## Trecho do documento
___

Laura sabia o que causava quando tocava. Entre tudo o que senti, senti também inveja. Ela fazia o que queria no teclado; quando eu tocava, poderia me dar por satisfeito se acertasse as notas. Por sorte a apreciação da sua arte superava em muito a inveja. Olhava de vez em quando com o canto do olho para se certificar, mas ela sabia muito bem o poder que tinha.

Fez uma curta pausa e começou o Ravel. Esperta como era, deixou o melhor para o final: jamais ouvi uma interpretação como aquela, nem mesmo em gravações de grandes gênios. Fiquei completamente embasbacado. Eu não esperava mesmo algo tão perfeitamente sublime.

Quando terminou, apesar de não estarmos em um teatro, aplaudimos freneticamente. Aplaudimos não tanto para aplaudir como para evitar o silêncio embaraçoso que ficaria quando Laura terminasse, parasse de inundar nossas almas com aquilo que era para mim o que existia de mais valioso: música de verdade, tocada só para nós, por uma Artista. Merecíamos tanto?

Ficou sentada lá por um momento, um pouco de lado, sorrindo. A sua imagem ficou para sempre gravada em minha mente.

Fomos ao Arlequino, que era um lindo café com fantásticos doces húngaros, pedi uma Gundel Palacsinta e durante todo o tempo Laura ficou brincando com as amigas. Ela escolheu um lugar especial, de onde pudesse encarar o pianista, que aparentemente a conhecia. Aparentemente? O pobre rapaz começou a suar terrívelmente quando a viu. Laura estava adorando tudo isso.

___

## Tarefa a realizar
Retome o trecho sobre Laura e sua música depois da última frase apresentada, dando continuidade à narrativa.

## Dados fornecidos
___

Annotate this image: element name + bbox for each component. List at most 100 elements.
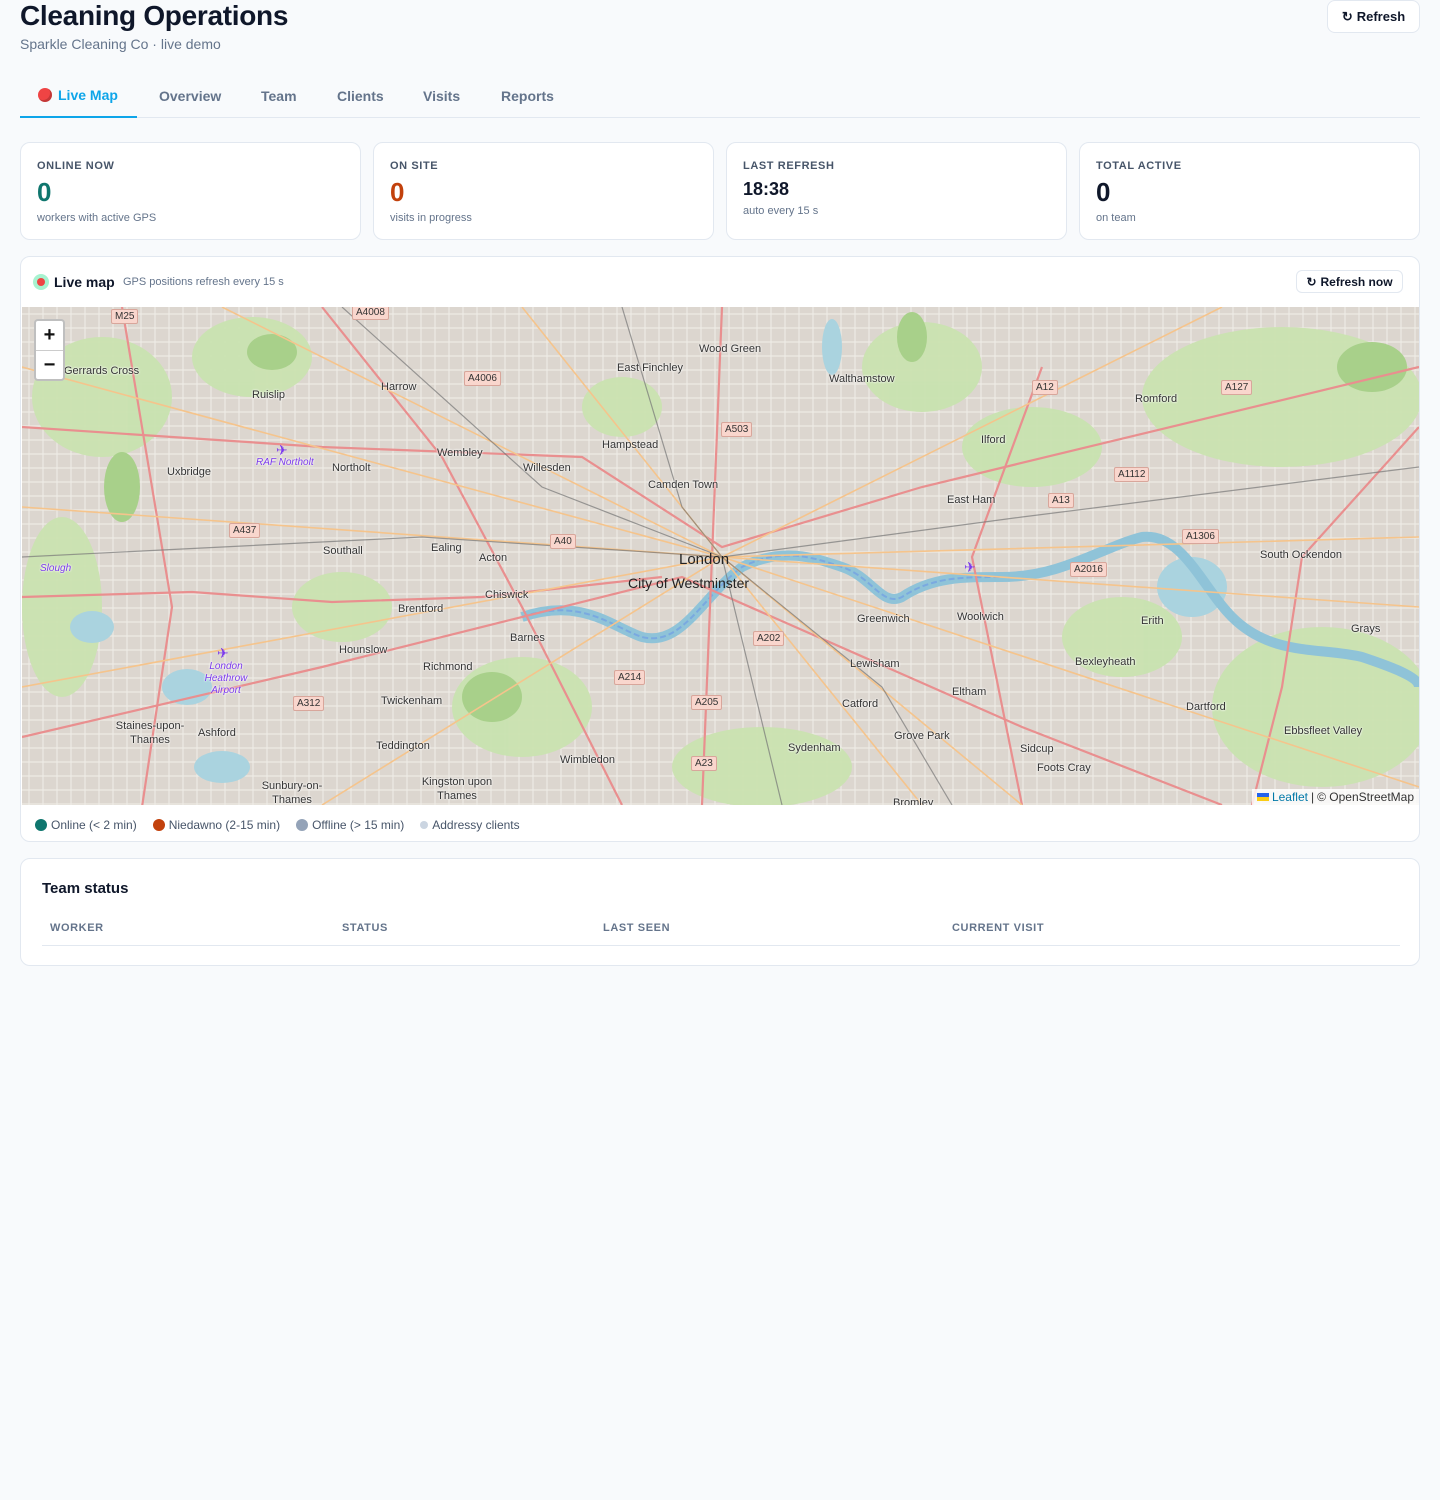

___

## Resposta abaixo
"Agora ele vai tocar tal e tal música, e vai fazer uma cara engraçada em uma passagem, querem ver?" dizia Laura... e batata. Acontecia exatamente igual ao que ela previa. Uma vez, outra e outra mais. Fiquei com uma pena incrível desse pianista que parecia ficar mais e mais perturbado à medida que as gargalhadas de Laura chegavam-lhe aos ouvidos. Qual era a razão dessa tortura? Amor não correspondido? Uma natureza cigana parecia estar se manifestando. A previsão do comportamento do coitado que não podia fugir a seu destino, não podia se esconder, tinha que continuar tocando, encarando de frente a sua desgraça, a sua insignificância. Era tenebroso o fato de que ele tentava agradar, mas parecia saber que era impossível, que Laura era infinitamente melhor que ele.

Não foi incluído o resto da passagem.